* Document section:
Can autocast context manager be used around all of training loop?

Often one has a method like train_one_epoch. Can I just use autocast around the call of this method? Or must we wrap only the call to the model after data iteration / move to device is done?

I would stick to the recommended usage of moving the model’s forward and loss calculation into the autocast context. These pieces from the docs might be interesting to check your use case:

autocast should wrap only the forward pass(es) of your network, including the loss computation(s). Backward passes under autocast are not recommended. Backward ops run in the same type that autocast used for corresponding forward ops.

Floating-point Tensors produced in an autocast-enabled region may be float16. After returning to an autocast-disabled region, using them with floating-point Tensors of different dtypes may cause type mismatch errors. If so, cast the Tensor(s) produced in the autocast region back to float32 (or other dtype if desired). If a Tensor from the autocast region is already float32, the cast is a no-op, and incurs no additional overhead.

* Requirement 1:
Copy the part of the rows that opens with the line containing "bar xyxy=(715,323,777,678)" and closes with the line containing "y-tick-label: 70 xyxy=(973,660,1001,691)", both lines included, reproducing each line without changes.

* Annotated element entries:
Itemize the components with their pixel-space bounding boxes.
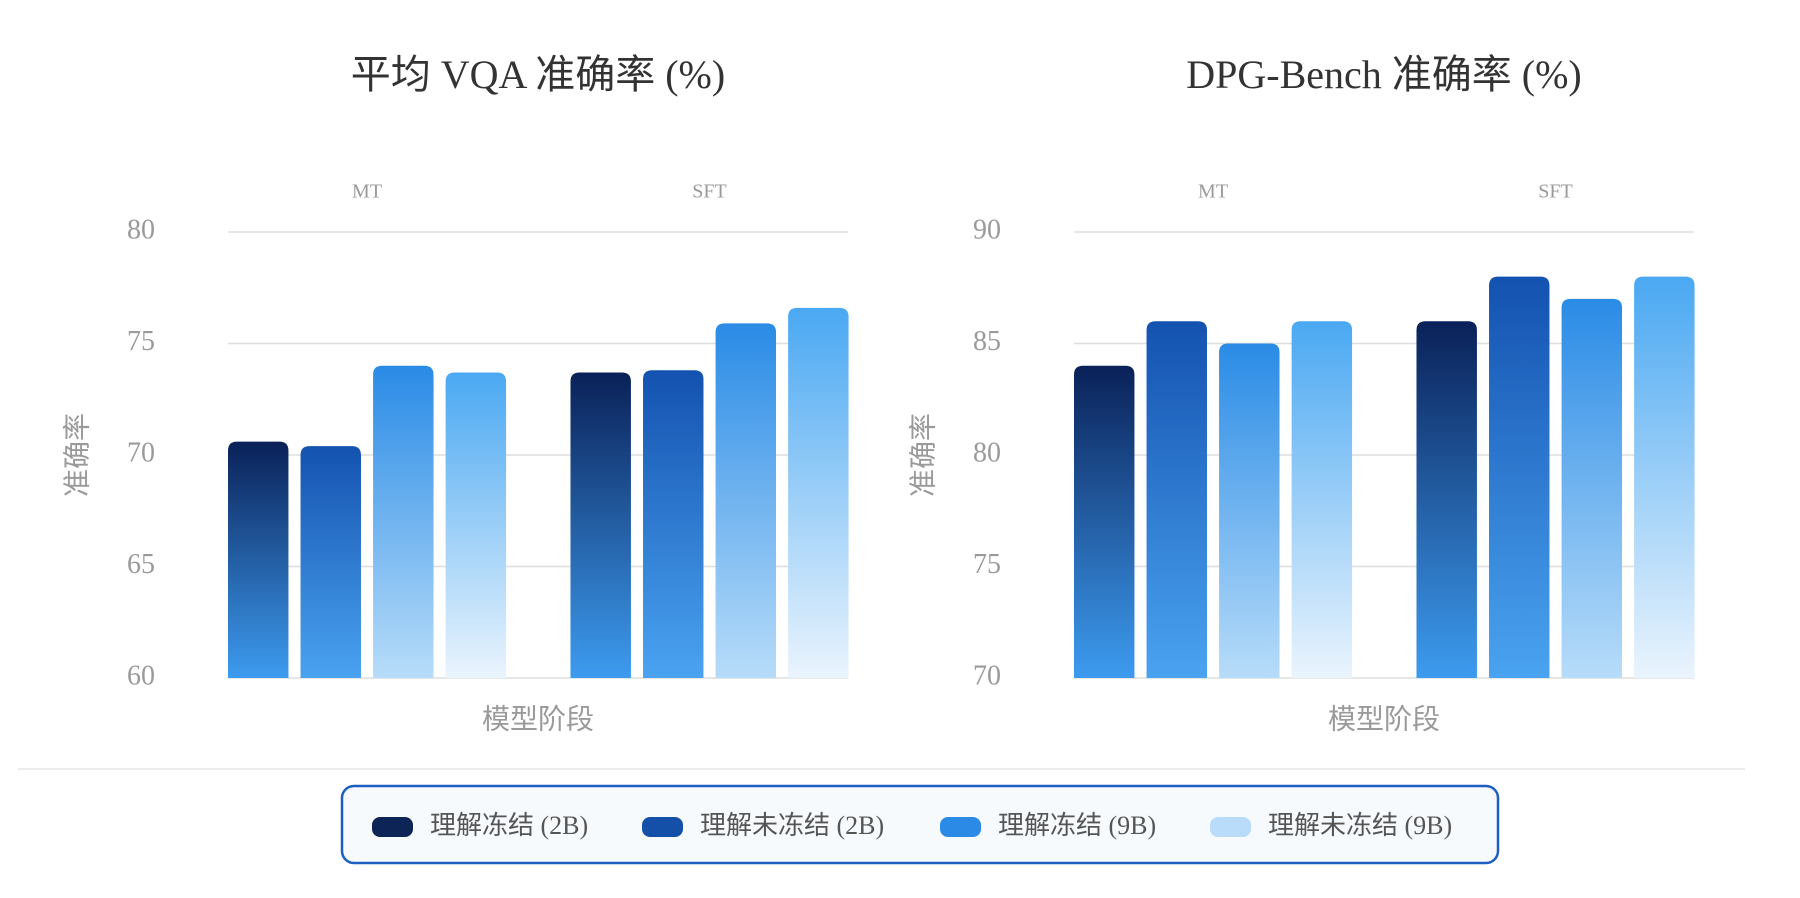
bar xyxy=(715,323,777,678)
legend-swatch xyxy=(642,817,683,837)
y-tick-label: 60 xyxy=(127,660,155,691)
bar xyxy=(1416,321,1477,678)
y-tick-label: 80 xyxy=(973,437,1001,468)
y-tick-label: 75 xyxy=(973,549,1001,580)
y-tick-label: 70 xyxy=(127,437,155,468)
y-axis-title: 准确率 xyxy=(61,413,93,497)
chart-title: 平均 VQA 准确率 (%) xyxy=(351,52,725,97)
category-label: SFT xyxy=(692,181,726,203)
legend-label: 理解冻结 (9B) xyxy=(998,811,1156,840)
bar xyxy=(228,441,289,678)
chart-title: DPG-Bench 准确率 (%) xyxy=(1186,52,1582,97)
legend-box xyxy=(340,784,1500,865)
legend-label: 理解未冻结 (9B) xyxy=(1268,811,1452,840)
bar xyxy=(300,446,361,678)
x-axis-title: 模型阶段 xyxy=(1328,703,1440,735)
y-tick-label: 65 xyxy=(127,549,155,580)
y-tick-label: 90 xyxy=(973,214,1001,245)
bar xyxy=(1291,321,1353,678)
y-tick-label: 80 xyxy=(127,214,155,245)
y-tick-label: 85 xyxy=(973,326,1001,357)
bar xyxy=(1561,298,1623,678)
bar xyxy=(373,365,434,678)
bar xyxy=(1634,276,1695,678)
y-tick-label: 75 xyxy=(127,326,155,357)
category-label: MT xyxy=(352,181,382,203)
legend-swatch xyxy=(372,817,413,837)
bar xyxy=(570,372,631,678)
legend-swatch xyxy=(940,817,981,837)
bar xyxy=(445,372,507,678)
bar xyxy=(1489,276,1550,678)
y-axis-title: 准确率 xyxy=(907,413,939,497)
bar xyxy=(788,307,849,678)
bar xyxy=(1146,321,1207,678)
y-tick-label: 70 xyxy=(973,660,1001,691)
legend-label: 理解未冻结 (2B) xyxy=(700,811,884,840)
bar xyxy=(1074,365,1135,678)
bar xyxy=(643,370,704,678)
legend-label: 理解冻结 (2B) xyxy=(430,811,588,840)
x-axis-title: 模型阶段 xyxy=(482,703,594,735)
legend-swatch xyxy=(1210,817,1251,837)
category-label: SFT xyxy=(1538,181,1572,203)
bar xyxy=(1219,343,1280,678)
category-label: MT xyxy=(1198,181,1228,203)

* Requirement 2:
Continue the forum thread on wrapping a training loop in autocast from its last sentence.

* Final answer 1:
bar xyxy=(715,323,777,678)
legend-swatch xyxy=(642,817,683,837)
y-tick-label: 60 xyxy=(127,660,155,691)
bar xyxy=(1416,321,1477,678)
y-tick-label: 80 xyxy=(973,437,1001,468)
y-tick-label: 75 xyxy=(973,549,1001,580)
y-tick-label: 70 xyxy=(127,437,155,468)
y-axis-title: 准确率 xyxy=(61,413,93,497)
chart-title: 平均 VQA 准确率 (%) xyxy=(351,52,725,97)
category-label: SFT xyxy=(692,181,726,203)
legend-label: 理解冻结 (9B) xyxy=(998,811,1156,840)
bar xyxy=(228,441,289,678)
chart-title: DPG-Bench 准确率 (%) xyxy=(1186,52,1582,97)
legend-box xyxy=(340,784,1500,865)
legend-label: 理解未冻结 (9B) xyxy=(1268,811,1452,840)
bar xyxy=(300,446,361,678)
x-axis-title: 模型阶段 xyxy=(1328,703,1440,735)
y-tick-label: 65 xyxy=(127,549,155,580)
y-tick-label: 90 xyxy=(973,214,1001,245)
bar xyxy=(1291,321,1353,678)
y-tick-label: 80 xyxy=(127,214,155,245)
y-tick-label: 85 xyxy=(973,326,1001,357)
bar xyxy=(1561,298,1623,678)
bar xyxy=(373,365,434,678)
bar xyxy=(1634,276,1695,678)
y-tick-label: 75 xyxy=(127,326,155,357)
category-label: MT xyxy=(352,181,382,203)
legend-swatch xyxy=(372,817,413,837)
bar xyxy=(570,372,631,678)
legend-swatch xyxy=(940,817,981,837)
bar xyxy=(445,372,507,678)
bar xyxy=(1489,276,1550,678)
y-axis-title: 准确率 xyxy=(907,413,939,497)
bar xyxy=(788,307,849,678)
bar xyxy=(1146,321,1207,678)
y-tick-label: 70 xyxy=(973,660,1001,691)

* Final answer 2:
Besides that autocast uses an internal cache to avoid re-casting constant tensors, which would never be freed if you are wrapping the entire code into an autocast region and you might thus have to either disable it or could suffer from increasing memory usage.

Does it cache both model parameters and model inputs? E.g. if only model parameters were cached, one could wrap the whole inference loop in autocast.

What I also don’t understand is at what moment tensors are cast to fp16? E.g. this is important for implementing forced fp32 module wrappers. E.g. there is an existing external module class that can’t be modified, and we’d like to wrap it / make a new module class that is always fp32 + inputs are not cast to fp16 if they are not coming from prior fp16 processing. E.g. there is a module ROIpool from wetectron/roi_pool.py at master · NVlabs/wetectron · GitHub. It is marked with apex.amp.float_function. I’d like to replace it with torchvision.ops.RoIPool, but how do I wrap ROIPooling module class such that rois argument never gets cast to fp16

The the Autocast and Custom Autograd Functions section use cases for custom methods are described. In your use case, since you don’t want to allow the inputs to be transformed to float16, you could disable autocast via a nested context manager:

In all cases, if you’re importing the function and can’t alter its definition, a safe fallback is to disable autocast and force execution in float32 ( or dtype) at any points of use where errors occur:

with autocast():
    ...
    with autocast(enabled=False):
        output = imported_function(input1.float(), input2.float())

I’m importing a module class, so I’d like to make a wrapping module class so that autocast wouldn’t cast unprocessed inputs to this module as fp16. Can I achieve that?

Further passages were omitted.